● TRY IT
Repeat each line of the material below exactly.

===== EXTRACTED RECORDS =====

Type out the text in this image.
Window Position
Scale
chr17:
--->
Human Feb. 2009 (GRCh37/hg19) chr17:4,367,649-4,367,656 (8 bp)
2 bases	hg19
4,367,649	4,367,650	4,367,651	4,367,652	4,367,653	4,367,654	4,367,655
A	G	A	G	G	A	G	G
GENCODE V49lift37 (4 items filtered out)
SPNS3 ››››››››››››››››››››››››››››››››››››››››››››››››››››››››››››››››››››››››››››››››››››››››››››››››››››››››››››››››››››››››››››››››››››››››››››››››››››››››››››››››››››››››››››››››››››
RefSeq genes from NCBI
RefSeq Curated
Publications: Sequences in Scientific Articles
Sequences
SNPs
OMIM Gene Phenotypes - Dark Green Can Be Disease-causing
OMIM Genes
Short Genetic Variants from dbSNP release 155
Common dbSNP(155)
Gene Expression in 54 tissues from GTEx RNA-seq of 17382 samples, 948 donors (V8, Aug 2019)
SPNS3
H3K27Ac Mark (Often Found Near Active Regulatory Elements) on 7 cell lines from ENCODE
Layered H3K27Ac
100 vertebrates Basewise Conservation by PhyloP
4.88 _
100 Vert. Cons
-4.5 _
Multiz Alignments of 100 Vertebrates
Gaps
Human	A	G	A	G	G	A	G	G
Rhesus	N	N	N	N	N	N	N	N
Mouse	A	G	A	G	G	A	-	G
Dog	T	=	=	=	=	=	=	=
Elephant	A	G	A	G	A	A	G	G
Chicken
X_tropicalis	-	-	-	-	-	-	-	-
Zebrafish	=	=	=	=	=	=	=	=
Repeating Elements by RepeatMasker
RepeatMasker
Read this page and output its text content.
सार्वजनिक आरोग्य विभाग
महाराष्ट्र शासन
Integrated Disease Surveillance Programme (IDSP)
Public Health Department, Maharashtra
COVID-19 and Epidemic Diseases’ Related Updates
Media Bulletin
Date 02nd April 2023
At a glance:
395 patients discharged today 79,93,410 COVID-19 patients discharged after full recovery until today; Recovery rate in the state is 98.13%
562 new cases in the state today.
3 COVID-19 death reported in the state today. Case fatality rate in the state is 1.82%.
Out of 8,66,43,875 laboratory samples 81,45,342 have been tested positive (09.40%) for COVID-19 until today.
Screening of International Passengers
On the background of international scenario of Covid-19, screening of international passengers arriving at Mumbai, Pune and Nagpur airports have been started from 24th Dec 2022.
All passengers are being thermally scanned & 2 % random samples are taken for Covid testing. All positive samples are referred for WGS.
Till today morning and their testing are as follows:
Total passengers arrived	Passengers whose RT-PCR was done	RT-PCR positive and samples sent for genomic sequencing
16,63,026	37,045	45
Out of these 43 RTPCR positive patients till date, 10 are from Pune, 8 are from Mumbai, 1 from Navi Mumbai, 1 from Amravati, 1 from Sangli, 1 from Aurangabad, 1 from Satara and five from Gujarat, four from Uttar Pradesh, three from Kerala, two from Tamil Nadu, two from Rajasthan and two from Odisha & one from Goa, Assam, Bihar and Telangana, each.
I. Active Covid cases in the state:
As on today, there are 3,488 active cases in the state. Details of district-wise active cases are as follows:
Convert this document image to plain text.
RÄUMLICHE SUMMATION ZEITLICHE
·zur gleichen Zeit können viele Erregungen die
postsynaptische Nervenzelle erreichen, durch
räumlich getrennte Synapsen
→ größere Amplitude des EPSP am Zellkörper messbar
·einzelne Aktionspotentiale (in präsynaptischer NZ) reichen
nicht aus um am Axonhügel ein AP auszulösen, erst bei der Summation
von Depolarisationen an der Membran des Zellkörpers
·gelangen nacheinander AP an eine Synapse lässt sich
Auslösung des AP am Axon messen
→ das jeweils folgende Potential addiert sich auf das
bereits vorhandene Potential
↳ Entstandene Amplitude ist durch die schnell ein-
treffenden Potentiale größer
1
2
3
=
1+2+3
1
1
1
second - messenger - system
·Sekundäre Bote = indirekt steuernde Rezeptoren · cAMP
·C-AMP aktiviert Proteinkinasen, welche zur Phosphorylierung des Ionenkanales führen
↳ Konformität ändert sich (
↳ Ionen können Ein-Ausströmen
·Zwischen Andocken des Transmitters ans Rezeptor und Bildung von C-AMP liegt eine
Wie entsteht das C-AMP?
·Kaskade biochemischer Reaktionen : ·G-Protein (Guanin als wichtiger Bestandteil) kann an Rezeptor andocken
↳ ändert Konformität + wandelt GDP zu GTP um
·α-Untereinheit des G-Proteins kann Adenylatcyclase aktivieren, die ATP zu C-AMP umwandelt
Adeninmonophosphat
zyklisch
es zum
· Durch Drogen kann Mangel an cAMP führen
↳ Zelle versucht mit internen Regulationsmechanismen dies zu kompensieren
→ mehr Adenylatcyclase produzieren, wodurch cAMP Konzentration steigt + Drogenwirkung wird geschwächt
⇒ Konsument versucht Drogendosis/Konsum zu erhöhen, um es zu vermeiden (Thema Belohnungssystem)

=====

● FINISHED EXERCISE
Type out the text in this image.
Window Position
Scale
chr17:
--->
Human Feb. 2009 (GRCh37/hg19) chr17:4,367,649-4,367,656 (8 bp)
2 bases	hg19
4,367,649	4,367,650	4,367,651	4,367,652	4,367,653	4,367,654	4,367,655
A	G	A	G	G	A	G	G
GENCODE V49lift37 (4 items filtered out)
SPNS3 ››››››››››››››››››››››››››››››››››››››››››››››››››››››››››››››››››››››››››››››››››››››››››››››››››››››››››››››››››››››››››››››››››››››››››››››››››››››››››››››››››››››››››››››››››››
RefSeq genes from NCBI
RefSeq Curated
Publications: Sequences in Scientific Articles
Sequences
SNPs
OMIM Gene Phenotypes - Dark Green Can Be Disease-causing
OMIM Genes
Short Genetic Variants from dbSNP release 155
Common dbSNP(155)
Gene Expression in 54 tissues from GTEx RNA-seq of 17382 samples, 948 donors (V8, Aug 2019)
SPNS3
H3K27Ac Mark (Often Found Near Active Regulatory Elements) on 7 cell lines from ENCODE
Layered H3K27Ac
100 vertebrates Basewise Conservation by PhyloP
4.88 _
100 Vert. Cons
-4.5 _
Multiz Alignments of 100 Vertebrates
Gaps
Human	A	G	A	G	G	A	G	G
Rhesus	N	N	N	N	N	N	N	N
Mouse	A	G	A	G	G	A	-	G
Dog	T	=	=	=	=	=	=	=
Elephant	A	G	A	G	A	A	G	G
Chicken
X_tropicalis	-	-	-	-	-	-	-	-
Zebrafish	=	=	=	=	=	=	=	=
Repeating Elements by RepeatMasker
RepeatMasker
Read this page and output its text content.
सार्वजनिक आरोग्य विभाग
महाराष्ट्र शासन
Integrated Disease Surveillance Programme (IDSP)
Public Health Department, Maharashtra
COVID-19 and Epidemic Diseases’ Related Updates
Media Bulletin
Date 02nd April 2023
At a glance:
395 patients discharged today 79,93,410 COVID-19 patients discharged after full recovery until today; Recovery rate in the state is 98.13%
562 new cases in the state today.
3 COVID-19 death reported in the state today. Case fatality rate in the state is 1.82%.
Out of 8,66,43,875 laboratory samples 81,45,342 have been tested positive (09.40%) for COVID-19 until today.
Screening of International Passengers
On the background of international scenario of Covid-19, screening of international passengers arriving at Mumbai, Pune and Nagpur airports have been started from 24th Dec 2022.
All passengers are being thermally scanned & 2 % random samples are taken for Covid testing. All positive samples are referred for WGS.
Till today morning and their testing are as follows:
Total passengers arrived	Passengers whose RT-PCR was done	RT-PCR positive and samples sent for genomic sequencing
16,63,026	37,045	45
Out of these 43 RTPCR positive patients till date, 10 are from Pune, 8 are from Mumbai, 1 from Navi Mumbai, 1 from Amravati, 1 from Sangli, 1 from Aurangabad, 1 from Satara and five from Gujarat, four from Uttar Pradesh, three from Kerala, two from Tamil Nadu, two from Rajasthan and two from Odisha & one from Goa, Assam, Bihar and Telangana, each.
I. Active Covid cases in the state:
As on today, there are 3,488 active cases in the state. Details of district-wise active cases are as follows:
Convert this document image to plain text.
RÄUMLICHE SUMMATION ZEITLICHE
·zur gleichen Zeit können viele Erregungen die
postsynaptische Nervenzelle erreichen, durch
räumlich getrennte Synapsen
→ größere Amplitude des EPSP am Zellkörper messbar
·einzelne Aktionspotentiale (in präsynaptischer NZ) reichen
nicht aus um am Axonhügel ein AP auszulösen, erst bei der Summation
von Depolarisationen an der Membran des Zellkörpers
·gelangen nacheinander AP an eine Synapse lässt sich
Auslösung des AP am Axon messen
→ das jeweils folgende Potential addiert sich auf das
bereits vorhandene Potential
↳ Entstandene Amplitude ist durch die schnell ein-
treffenden Potentiale größer
1
2
3
=
1+2+3
1
1
1
second - messenger - system
·Sekundäre Bote = indirekt steuernde Rezeptoren · cAMP
·C-AMP aktiviert Proteinkinasen, welche zur Phosphorylierung des Ionenkanales führen
↳ Konformität ändert sich (
↳ Ionen können Ein-Ausströmen
·Zwischen Andocken des Transmitters ans Rezeptor und Bildung von C-AMP liegt eine
Wie entsteht das C-AMP?
·Kaskade biochemischer Reaktionen : ·G-Protein (Guanin als wichtiger Bestandteil) kann an Rezeptor andocken
↳ ändert Konformität + wandelt GDP zu GTP um
·α-Untereinheit des G-Proteins kann Adenylatcyclase aktivieren, die ATP zu C-AMP umwandelt
Adeninmonophosphat
zyklisch
es zum
· Durch Drogen kann Mangel an cAMP führen
↳ Zelle versucht mit internen Regulationsmechanismen dies zu kompensieren
→ mehr Adenylatcyclase produzieren, wodurch cAMP Konzentration steigt + Drogenwirkung wird geschwächt
⇒ Konsument versucht Drogendosis/Konsum zu erhöhen, um es zu vermeiden (Thema Belohnungssystem)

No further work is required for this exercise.